EXERCISE> Reproduce the full listing below unchanged, apart from the pictures.

DATA TO PROCESS>

= = =

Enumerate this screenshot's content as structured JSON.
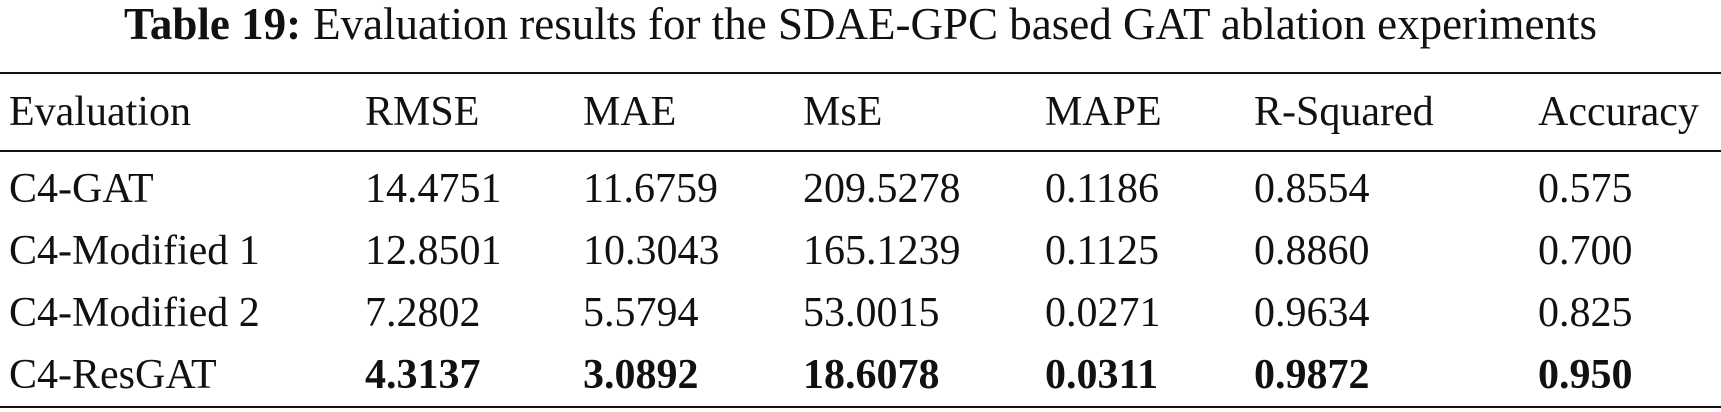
{
  "caption": {
    "label": "Table 19:",
    "text": "Evaluation results for the SDAE-GPC based GAT ablation experiments"
  },
  "table": {
    "header": [
      "Evaluation",
      "RMSE",
      "MAE",
      "MsE",
      "MAPE",
      "R-Squared",
      "Accuracy"
    ],
    "rows": [
      [
        "C4-GAT",
        "14.4751",
        "11.6759",
        "209.5278",
        "0.1186",
        "0.8554",
        "0.575"
      ],
      [
        "C4-Modified 1",
        "12.8501",
        "10.3043",
        "165.1239",
        "0.1125",
        "0.8860",
        "0.700"
      ],
      [
        "C4-Modified 2",
        "7.2802",
        "5.5794",
        "53.0015",
        "0.0271",
        "0.9634",
        "0.825"
      ],
      [
        "C4-ResGAT",
        "4.3137",
        "3.0892",
        "18.6078",
        "0.0311",
        "0.9872",
        "0.950"
      ]
    ]
  }
}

= = =

SOLUTION>
Enumerate this screenshot's content as structured JSON.
{
  "caption": {
    "label": "Table 19:",
    "text": "Evaluation results for the SDAE-GPC based GAT ablation experiments"
  },
  "table": {
    "header": [
      "Evaluation",
      "RMSE",
      "MAE",
      "MsE",
      "MAPE",
      "R-Squared",
      "Accuracy"
    ],
    "rows": [
      [
        "C4-GAT",
        "14.4751",
        "11.6759",
        "209.5278",
        "0.1186",
        "0.8554",
        "0.575"
      ],
      [
        "C4-Modified 1",
        "12.8501",
        "10.3043",
        "165.1239",
        "0.1125",
        "0.8860",
        "0.700"
      ],
      [
        "C4-Modified 2",
        "7.2802",
        "5.5794",
        "53.0015",
        "0.0271",
        "0.9634",
        "0.825"
      ],
      [
        "C4-ResGAT",
        "4.3137",
        "3.0892",
        "18.6078",
        "0.0311",
        "0.9872",
        "0.950"
      ]
    ]
  }
}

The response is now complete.